**WHAT YOU NEED TO DO**
1 > In the code review message, what does projectDimsPosIntoReassocPos return for dimsPos [0, 1, 2, 4] with reassocIndices [[0], [1, 2], [3], [4]]?
2 > Continue the code review message about bubbling up a pack op through an expand shape op from the point at which it ends.

**PAGE TEXT**
☆ ☆ ☆
[Mlir-commits] [mlir] [mlir][linalg] Add pattern to bubble-up pack through expand shape op (PR #93529)
Adam Siemieniuk
llvmlistbot at llvm.org
Mon Jun 17 04:01:51 PDT 2024
================
@@ -694,6 +696,107 @@ bubbleUpPackOpThroughCollapseShape(tensor::CollapseShapeOp collapseOp,
return success();
}
+/// Project dimsPos to their collapsed positions in the reassocIndices.
+///
+/// For example, given dimsPos [0, 1, 2, 4], and matching reassocIndices
+/// [[0], [1, 2], [3], [4]], it returns [0, 1, 1, 3]. Because for pos 0,
+/// the reassoc dim [0] is 0. For pos 1 and 2, the reassoc dim in pos
+/// [1, 2] is 1. And for pos 4, the reassoc dim [4] is 3.
+static SmallVector<int64_t>
+projectDimsPosIntoReassocPos(ArrayRef<int64_t> dimsPos,
+ ArrayRef<ReassociationIndices> reassocIndices) {
+ SmallVector<int64_t> projectedPos;
+
+ // Map each dimension to the position of corresponding reassociation index.
+ for (auto pos : dimsPos) {
+ for (auto [idx, indices] : llvm::enumerate(reassocIndices)) {
+ // If the dimension is present in the current indices group, the group
+ // position within the reassociation map is the desired projected
+ // dimension position.
+ if (llvm::any_of(indices,
+ [&](int64_t expandDim) { return expandDim == pos; })) {
+ projectedPos.push_back(idx);
+ break;
+ }
+ }
+ }
+ assert(projectedPos.size() == dimsPos.size() && "Invalid dim pos projection");
+
+ return projectedPos;
+}
+
+/// Bubble up pack op through expand shape op.
----------------
adam-smnk wrote:
Lit at least gives me guarantee that examples there are verified and valid.
☆ ☆ ☆
**Source records**
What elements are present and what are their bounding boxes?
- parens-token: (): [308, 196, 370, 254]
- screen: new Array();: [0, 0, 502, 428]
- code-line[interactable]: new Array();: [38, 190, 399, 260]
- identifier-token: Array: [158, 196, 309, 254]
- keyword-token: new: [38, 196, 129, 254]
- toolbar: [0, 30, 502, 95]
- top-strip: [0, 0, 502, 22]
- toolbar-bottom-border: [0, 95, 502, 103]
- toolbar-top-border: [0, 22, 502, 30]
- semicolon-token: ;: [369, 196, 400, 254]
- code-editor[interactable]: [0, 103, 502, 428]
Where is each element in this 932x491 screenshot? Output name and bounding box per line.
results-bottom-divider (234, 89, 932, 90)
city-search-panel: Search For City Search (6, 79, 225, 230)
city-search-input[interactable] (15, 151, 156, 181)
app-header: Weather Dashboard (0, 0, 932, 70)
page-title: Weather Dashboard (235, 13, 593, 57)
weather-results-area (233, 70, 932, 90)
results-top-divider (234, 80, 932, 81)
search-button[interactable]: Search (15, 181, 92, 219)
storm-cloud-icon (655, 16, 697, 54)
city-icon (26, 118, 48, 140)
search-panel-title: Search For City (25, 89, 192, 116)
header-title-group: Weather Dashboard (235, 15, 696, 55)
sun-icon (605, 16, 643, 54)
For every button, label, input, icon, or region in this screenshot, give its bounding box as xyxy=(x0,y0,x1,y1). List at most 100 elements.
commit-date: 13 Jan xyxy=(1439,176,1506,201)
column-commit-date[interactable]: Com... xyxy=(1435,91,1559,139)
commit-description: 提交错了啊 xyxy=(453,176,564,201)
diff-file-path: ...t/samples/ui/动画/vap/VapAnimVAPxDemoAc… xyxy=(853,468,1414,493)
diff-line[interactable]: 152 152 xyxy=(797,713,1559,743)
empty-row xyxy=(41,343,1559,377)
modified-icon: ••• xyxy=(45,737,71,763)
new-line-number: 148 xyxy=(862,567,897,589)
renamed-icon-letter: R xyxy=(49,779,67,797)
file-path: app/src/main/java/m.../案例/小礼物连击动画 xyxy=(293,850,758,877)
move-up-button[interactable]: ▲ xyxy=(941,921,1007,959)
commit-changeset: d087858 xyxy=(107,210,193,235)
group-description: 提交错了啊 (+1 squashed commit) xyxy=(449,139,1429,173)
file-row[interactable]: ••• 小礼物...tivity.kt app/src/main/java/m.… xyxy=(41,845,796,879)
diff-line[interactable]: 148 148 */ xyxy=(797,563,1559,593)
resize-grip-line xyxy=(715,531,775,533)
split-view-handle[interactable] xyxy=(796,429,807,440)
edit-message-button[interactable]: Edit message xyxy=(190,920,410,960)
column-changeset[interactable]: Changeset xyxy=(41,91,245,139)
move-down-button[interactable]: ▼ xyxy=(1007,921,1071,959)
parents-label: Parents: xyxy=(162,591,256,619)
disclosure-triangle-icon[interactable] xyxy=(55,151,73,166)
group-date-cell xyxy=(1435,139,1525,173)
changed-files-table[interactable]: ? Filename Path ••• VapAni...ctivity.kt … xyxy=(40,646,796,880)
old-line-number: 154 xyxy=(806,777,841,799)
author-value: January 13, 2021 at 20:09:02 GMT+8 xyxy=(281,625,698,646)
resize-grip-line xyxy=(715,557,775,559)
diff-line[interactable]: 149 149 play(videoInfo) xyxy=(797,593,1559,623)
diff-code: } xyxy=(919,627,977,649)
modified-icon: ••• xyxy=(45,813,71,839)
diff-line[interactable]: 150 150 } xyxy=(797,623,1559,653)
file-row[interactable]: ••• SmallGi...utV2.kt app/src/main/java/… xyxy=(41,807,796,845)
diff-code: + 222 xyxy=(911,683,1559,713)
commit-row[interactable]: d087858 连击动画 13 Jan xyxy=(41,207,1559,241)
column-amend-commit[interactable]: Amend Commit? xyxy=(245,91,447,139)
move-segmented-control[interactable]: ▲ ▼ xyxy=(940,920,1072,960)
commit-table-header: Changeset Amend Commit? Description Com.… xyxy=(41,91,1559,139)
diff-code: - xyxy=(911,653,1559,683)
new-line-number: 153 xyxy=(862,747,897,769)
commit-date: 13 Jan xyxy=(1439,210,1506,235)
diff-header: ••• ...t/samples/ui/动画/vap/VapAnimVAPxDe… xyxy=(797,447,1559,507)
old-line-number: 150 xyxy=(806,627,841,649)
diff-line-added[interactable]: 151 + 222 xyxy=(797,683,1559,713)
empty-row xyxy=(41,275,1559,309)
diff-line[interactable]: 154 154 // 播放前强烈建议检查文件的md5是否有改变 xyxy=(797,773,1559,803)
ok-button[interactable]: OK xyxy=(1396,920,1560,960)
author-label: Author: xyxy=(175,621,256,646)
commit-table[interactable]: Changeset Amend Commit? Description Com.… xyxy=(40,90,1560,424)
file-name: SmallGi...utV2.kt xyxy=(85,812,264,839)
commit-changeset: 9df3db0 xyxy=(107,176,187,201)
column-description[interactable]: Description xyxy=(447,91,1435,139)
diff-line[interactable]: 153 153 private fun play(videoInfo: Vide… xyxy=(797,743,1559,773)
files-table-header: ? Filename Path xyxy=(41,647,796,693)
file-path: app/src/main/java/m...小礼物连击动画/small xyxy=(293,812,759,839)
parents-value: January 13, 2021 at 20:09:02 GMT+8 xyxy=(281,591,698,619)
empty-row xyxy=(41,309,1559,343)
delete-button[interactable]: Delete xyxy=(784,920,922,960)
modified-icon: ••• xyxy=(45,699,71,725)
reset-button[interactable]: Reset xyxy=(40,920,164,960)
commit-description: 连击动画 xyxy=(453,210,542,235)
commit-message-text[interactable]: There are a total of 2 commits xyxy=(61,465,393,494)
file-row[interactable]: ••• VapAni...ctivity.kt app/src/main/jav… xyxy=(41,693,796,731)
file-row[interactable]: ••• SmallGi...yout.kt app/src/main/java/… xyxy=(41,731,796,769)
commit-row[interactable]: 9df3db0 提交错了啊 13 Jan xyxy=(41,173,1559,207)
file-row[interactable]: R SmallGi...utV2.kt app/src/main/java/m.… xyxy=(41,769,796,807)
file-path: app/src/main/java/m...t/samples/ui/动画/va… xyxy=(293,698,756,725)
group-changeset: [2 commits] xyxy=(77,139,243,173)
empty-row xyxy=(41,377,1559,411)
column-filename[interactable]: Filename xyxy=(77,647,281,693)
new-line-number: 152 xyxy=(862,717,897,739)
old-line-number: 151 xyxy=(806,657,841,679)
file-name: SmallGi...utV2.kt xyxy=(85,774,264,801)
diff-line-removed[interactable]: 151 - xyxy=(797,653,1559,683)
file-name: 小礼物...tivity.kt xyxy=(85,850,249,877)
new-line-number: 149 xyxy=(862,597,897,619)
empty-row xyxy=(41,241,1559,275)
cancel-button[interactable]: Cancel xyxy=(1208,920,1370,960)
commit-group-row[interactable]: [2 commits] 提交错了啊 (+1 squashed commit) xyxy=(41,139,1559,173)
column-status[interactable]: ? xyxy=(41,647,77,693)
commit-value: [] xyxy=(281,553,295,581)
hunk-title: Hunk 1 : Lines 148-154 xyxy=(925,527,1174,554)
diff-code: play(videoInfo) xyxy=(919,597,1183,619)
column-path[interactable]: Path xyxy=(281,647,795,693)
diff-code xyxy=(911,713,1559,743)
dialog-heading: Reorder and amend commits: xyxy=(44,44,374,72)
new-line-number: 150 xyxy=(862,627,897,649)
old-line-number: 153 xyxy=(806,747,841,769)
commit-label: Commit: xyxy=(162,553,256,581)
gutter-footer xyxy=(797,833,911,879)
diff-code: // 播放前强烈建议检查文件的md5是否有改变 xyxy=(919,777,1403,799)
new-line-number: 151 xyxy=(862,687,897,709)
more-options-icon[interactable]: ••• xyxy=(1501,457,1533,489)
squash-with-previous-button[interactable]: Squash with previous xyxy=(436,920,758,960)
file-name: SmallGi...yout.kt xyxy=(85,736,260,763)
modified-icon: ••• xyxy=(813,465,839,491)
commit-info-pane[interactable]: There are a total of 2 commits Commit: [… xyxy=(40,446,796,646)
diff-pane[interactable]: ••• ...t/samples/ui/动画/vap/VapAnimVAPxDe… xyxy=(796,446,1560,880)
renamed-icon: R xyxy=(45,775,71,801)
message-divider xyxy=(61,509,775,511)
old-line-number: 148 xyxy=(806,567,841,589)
☆ ☆ ☆
**RESPONSES TO THE EXERCISE**
1 > [0, 1, 1, 3]

2 >
I won't trust a random IR in a comment to grasp the functionality. Either, I take it at face value and "don't care", or look deeper i.e., read the logic and/or look at tests.
Perhaps, my different opinion comes from the clarity of the name itself. It's not a complex transform that requires deep explanation as it could be as long as or longer than the logic itself. The transform's name is already succinct and conveys the message.
> Can you elaborate why it will only get quickly outdated?
It's a more general statement. The simple case of `expand(pack) -> pack(expand)` stays valid. But the examples in this file are really verbose. The finer details like ops' arguments or input/output shapes might stay relevant or not.
When IR syntax or semantics change, random comments like that are least likely to get updated. In fact, expand_shape has already changed with addition of `output_shape`. It doesn't matter here but still the example is already outdated.